Required work: Below are the records. Gather each line that holds "жидкое".
## BEGIN Data for the task
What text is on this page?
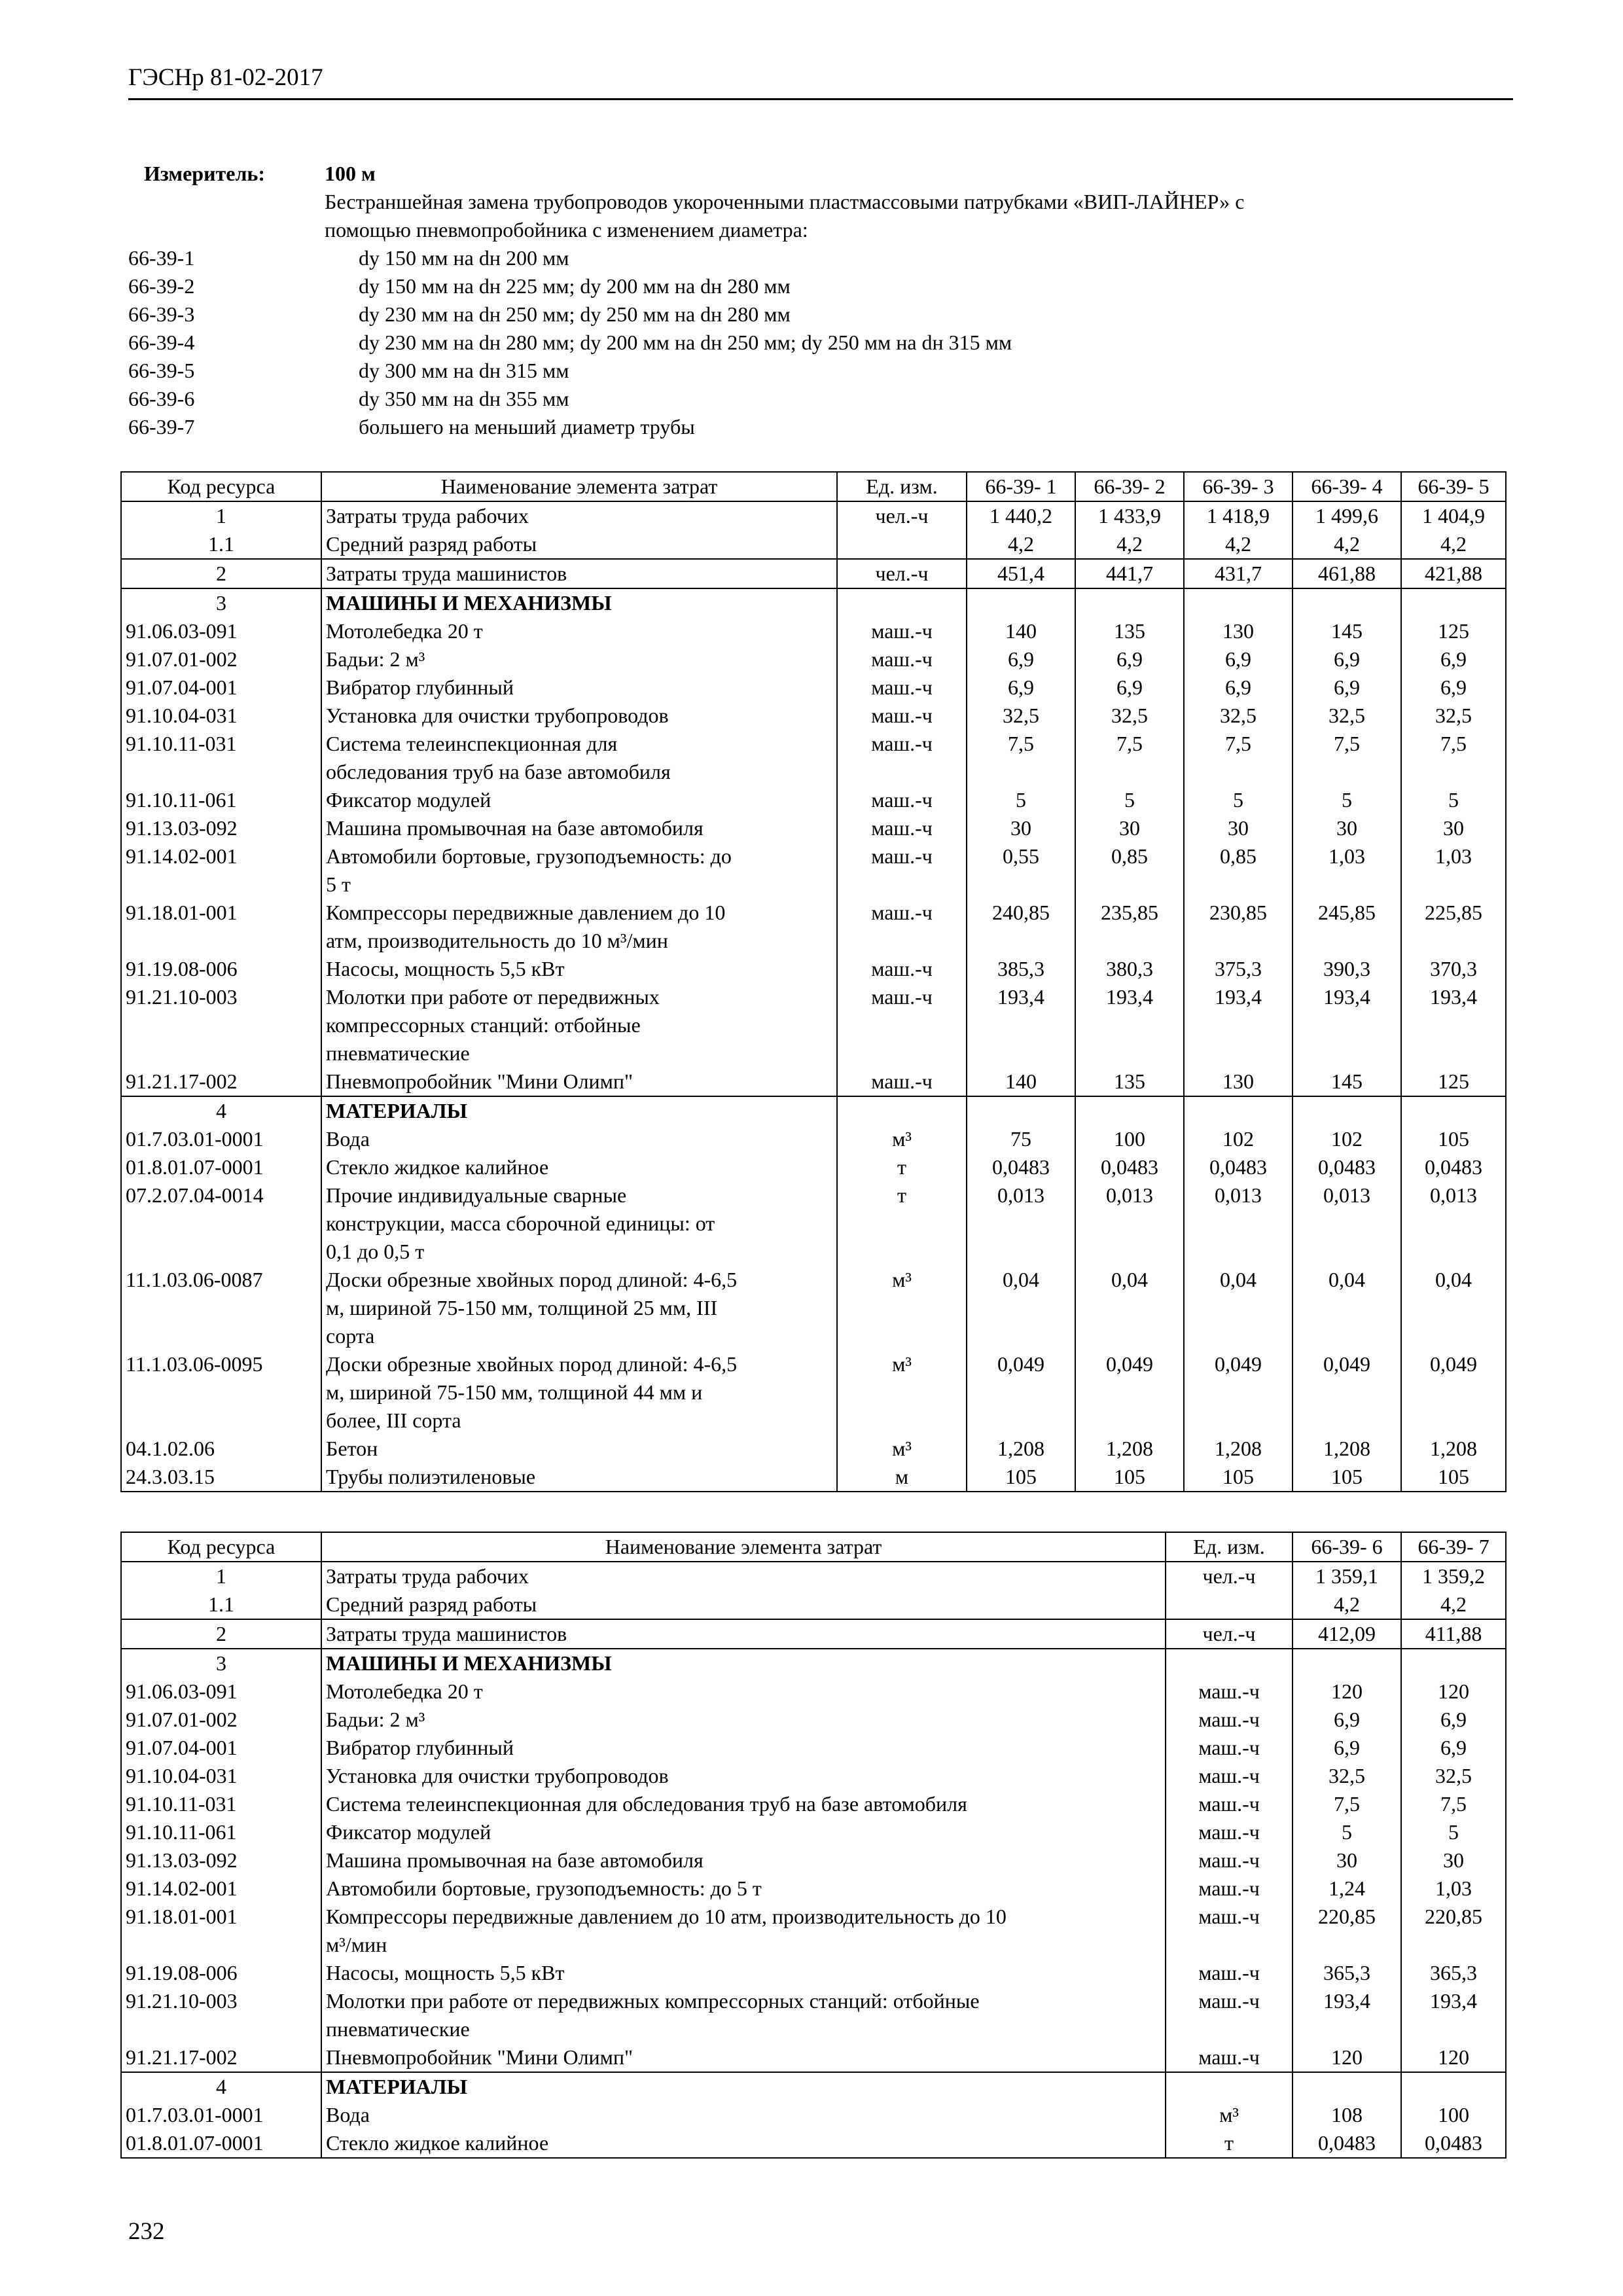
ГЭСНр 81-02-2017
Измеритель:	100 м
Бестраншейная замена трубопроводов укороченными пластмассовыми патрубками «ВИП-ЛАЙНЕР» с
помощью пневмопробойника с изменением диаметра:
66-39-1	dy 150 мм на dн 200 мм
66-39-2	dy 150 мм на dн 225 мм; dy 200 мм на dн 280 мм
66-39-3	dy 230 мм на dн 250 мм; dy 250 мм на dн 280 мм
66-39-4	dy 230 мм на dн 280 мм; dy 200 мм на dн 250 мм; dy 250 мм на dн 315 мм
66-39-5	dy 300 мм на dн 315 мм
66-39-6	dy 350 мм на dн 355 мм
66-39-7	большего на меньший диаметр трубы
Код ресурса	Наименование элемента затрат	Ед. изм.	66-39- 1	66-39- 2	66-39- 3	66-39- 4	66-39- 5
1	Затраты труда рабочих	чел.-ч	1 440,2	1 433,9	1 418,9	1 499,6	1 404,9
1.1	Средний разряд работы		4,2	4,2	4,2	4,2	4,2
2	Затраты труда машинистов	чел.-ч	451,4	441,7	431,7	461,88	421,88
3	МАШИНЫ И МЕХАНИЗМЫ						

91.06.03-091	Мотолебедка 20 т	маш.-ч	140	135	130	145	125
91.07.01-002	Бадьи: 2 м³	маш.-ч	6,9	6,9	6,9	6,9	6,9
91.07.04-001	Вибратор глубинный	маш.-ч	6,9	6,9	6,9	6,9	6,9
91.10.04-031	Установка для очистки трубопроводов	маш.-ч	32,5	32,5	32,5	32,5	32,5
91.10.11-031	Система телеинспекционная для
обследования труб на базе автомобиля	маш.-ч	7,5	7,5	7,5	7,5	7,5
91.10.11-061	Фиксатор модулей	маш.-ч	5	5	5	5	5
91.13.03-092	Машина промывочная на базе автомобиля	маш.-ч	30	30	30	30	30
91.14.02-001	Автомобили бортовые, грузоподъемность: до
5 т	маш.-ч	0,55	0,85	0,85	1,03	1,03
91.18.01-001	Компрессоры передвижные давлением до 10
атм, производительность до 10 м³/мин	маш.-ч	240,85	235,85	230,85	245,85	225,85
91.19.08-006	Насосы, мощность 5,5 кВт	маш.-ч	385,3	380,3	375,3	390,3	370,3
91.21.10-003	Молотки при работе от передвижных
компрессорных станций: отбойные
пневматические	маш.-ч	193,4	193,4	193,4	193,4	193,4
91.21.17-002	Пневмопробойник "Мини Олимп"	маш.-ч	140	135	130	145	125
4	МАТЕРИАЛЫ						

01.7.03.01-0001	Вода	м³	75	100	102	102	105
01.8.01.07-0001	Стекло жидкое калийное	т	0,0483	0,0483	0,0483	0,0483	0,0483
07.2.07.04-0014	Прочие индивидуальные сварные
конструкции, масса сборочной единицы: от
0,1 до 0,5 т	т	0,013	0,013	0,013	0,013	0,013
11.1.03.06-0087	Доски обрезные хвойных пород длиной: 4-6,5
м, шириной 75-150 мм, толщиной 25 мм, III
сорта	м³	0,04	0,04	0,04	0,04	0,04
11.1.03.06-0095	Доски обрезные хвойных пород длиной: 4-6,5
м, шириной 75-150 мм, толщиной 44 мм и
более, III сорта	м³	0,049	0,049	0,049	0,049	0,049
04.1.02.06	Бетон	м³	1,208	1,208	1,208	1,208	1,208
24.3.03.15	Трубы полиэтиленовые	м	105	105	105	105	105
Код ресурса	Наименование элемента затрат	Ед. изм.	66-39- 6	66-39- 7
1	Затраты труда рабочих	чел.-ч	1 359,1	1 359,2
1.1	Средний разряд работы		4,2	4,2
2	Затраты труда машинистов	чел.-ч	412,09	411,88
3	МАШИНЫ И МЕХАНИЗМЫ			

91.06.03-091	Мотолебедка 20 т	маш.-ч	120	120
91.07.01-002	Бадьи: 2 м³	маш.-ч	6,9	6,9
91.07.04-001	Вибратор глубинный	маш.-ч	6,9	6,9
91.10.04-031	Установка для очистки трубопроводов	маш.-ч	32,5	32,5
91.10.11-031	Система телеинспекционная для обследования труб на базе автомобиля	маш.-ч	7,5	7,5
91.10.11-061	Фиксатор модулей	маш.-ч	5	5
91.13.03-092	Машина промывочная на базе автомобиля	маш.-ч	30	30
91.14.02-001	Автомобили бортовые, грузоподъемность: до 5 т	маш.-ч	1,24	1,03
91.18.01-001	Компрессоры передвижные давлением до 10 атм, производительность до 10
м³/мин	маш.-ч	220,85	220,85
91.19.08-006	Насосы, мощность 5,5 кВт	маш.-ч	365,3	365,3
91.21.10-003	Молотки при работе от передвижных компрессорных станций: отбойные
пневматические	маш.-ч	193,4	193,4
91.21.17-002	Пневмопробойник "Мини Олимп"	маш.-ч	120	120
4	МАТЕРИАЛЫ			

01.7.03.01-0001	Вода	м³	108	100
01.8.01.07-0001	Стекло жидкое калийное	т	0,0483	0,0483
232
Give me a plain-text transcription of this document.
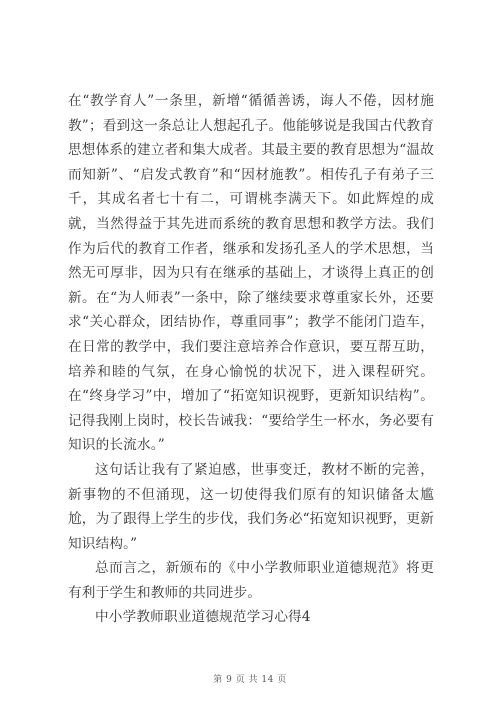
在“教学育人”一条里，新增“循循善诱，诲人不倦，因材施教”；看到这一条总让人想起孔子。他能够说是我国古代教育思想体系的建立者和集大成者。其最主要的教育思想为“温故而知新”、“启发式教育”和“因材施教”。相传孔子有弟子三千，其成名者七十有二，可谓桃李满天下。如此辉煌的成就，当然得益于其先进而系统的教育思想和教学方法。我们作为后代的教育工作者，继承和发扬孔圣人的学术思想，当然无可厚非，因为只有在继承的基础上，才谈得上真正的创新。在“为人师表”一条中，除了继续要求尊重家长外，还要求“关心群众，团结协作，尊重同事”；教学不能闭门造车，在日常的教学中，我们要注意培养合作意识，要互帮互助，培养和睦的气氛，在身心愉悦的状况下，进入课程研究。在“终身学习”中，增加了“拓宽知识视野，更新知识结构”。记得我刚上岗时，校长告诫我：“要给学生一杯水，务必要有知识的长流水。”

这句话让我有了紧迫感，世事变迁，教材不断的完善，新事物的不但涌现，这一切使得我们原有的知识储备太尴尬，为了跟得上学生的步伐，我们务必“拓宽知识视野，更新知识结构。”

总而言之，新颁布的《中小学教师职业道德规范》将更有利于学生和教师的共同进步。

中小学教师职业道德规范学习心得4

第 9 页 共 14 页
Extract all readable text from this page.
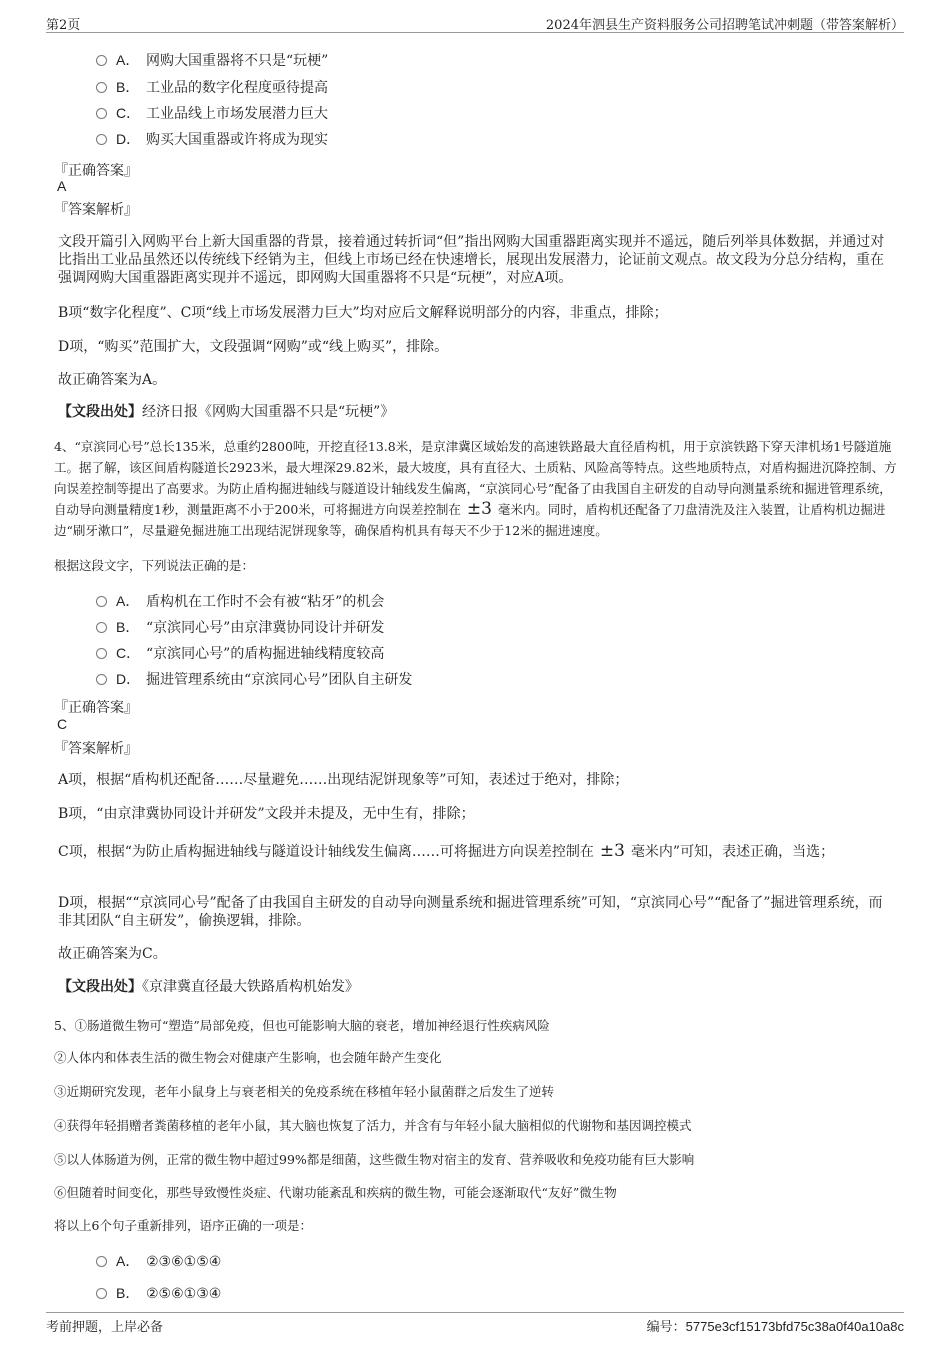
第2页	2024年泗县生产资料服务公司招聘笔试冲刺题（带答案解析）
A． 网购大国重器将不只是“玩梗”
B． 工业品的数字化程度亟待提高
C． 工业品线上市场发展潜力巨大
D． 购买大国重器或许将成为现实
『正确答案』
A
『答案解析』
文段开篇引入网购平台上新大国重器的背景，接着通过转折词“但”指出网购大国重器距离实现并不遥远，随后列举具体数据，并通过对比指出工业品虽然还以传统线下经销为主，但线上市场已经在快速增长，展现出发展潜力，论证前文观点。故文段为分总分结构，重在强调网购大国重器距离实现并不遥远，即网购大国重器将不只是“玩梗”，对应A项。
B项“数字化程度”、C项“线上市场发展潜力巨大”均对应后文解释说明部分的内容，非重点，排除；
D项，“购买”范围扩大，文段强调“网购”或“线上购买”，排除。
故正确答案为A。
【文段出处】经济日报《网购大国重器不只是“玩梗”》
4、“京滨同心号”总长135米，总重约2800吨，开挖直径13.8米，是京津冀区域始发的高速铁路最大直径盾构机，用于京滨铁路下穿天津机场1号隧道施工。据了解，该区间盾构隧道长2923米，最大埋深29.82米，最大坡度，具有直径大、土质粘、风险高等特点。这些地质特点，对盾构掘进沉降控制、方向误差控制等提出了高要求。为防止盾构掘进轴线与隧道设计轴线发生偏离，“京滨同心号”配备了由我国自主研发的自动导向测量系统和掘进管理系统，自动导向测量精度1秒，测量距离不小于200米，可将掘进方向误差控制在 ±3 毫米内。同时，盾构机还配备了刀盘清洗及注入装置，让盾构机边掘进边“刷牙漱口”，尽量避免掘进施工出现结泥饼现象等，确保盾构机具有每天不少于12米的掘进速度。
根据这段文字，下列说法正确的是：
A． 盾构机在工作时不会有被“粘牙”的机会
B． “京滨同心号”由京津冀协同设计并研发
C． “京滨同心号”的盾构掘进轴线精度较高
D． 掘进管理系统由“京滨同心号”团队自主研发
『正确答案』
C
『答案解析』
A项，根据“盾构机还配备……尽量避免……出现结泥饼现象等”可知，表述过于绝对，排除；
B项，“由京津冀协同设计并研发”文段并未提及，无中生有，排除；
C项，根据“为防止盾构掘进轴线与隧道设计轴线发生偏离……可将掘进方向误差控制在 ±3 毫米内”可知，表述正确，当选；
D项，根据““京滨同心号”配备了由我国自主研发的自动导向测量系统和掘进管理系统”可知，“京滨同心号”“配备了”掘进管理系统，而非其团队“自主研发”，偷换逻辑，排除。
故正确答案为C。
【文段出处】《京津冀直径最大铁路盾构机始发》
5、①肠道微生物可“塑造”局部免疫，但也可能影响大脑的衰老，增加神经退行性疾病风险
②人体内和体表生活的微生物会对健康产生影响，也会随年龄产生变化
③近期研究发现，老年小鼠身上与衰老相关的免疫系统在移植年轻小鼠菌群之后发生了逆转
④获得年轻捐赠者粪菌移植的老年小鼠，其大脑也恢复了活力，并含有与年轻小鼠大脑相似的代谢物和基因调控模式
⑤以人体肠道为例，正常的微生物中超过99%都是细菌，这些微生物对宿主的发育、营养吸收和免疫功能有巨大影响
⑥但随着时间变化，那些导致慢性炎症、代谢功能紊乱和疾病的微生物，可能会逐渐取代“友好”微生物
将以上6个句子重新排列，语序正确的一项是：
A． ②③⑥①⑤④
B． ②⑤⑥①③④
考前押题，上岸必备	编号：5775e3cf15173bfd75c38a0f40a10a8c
## END Data for the task
Task answer:
01.8.01.07-0001	Стекло жидкое калийное	т	0,0483	0,0483	0,0483	0,0483	0,0483
01.8.01.07-0001	Стекло жидкое калийное	т	0,0483	0,0483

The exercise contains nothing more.